Terza guerra punica:

- 150 a.C.: Cartagine attacca il Regno di Numidia.

- 146 a.C.: Cartagine è rasa al suolo. Fine della III guerra punica.

La Prima Guerra Punica (264 - 241 a.C.)

La Seconda Guerra Punica (221 - 202 a.C.)

La Terza Guerra Punica e la conquista del Mediterraneo

 

Dominazioni post romane

 

Dopo 25 anni dalla distruzione di Cartagine, nel 122 a.C. fu fatto un tentativo da parte di Caio Gracco e del partito democratico di fondare una nuova colonia al posto dell’antica città, chiamata dal nome dell’antica dea protettrice Caelestis (Giunone), colonia Iunonia. Il tentativo però fallì. Nel 44 a.C. con Cesare questo progetto fu realizzato. La città venne rinnovata e rinforzata con l’apporto di nuove colonie, i togati cives. La città già avvantaggiata dalla sua posizione, divenne una delle colonie romane più popolata e più ricca dell’Africa. Era la meta preferita degli imperatori successi ad Augusto: Traiano, Adriano, Antonino Pio, Caracalla.

CONSEGNA.
Rispondi alle domande sul brano riportato, una per riga.
(a) In quale anno Cartagine attacca il Regno di Numidia?
(b) Con quale nome doveva chiamarsi la colonia che Caio Gracco tentò di fondare nel 122 a.C.?
(c) Con chi fu realizzato il progetto nel 44 a.C.?

DATI REGISTRATI.
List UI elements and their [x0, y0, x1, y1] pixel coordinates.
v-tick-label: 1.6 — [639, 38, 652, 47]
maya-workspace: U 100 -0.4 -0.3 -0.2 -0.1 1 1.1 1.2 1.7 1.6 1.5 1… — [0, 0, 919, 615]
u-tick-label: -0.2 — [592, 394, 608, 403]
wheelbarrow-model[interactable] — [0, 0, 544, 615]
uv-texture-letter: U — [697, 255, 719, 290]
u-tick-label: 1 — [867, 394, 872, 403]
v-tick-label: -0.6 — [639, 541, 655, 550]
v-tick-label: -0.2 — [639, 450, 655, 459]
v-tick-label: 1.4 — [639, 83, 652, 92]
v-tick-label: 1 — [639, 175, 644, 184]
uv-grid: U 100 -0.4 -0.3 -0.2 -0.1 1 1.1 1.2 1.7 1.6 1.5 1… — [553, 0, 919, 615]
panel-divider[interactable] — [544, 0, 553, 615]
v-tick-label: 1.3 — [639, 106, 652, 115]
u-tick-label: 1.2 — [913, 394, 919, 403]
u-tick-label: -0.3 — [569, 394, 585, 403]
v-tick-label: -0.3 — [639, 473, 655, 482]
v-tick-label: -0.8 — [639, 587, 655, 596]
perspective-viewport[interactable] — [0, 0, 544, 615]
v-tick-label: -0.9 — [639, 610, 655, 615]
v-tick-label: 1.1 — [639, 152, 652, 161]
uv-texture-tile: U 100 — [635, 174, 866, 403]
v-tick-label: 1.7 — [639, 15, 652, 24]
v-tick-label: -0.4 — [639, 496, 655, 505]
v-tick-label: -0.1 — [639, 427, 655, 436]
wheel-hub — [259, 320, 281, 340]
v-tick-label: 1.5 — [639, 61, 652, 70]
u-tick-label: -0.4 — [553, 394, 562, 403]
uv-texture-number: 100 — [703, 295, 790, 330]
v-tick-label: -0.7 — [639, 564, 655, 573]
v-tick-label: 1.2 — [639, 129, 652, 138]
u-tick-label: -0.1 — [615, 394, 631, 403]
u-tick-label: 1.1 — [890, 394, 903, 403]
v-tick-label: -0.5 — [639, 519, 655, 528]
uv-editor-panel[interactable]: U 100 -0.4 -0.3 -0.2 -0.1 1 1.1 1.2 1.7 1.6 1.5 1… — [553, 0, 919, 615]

SOLUZIONE.
(a) Nel 150 a.C.
(b) Colonia Iunonia.
(c) Con Cesare.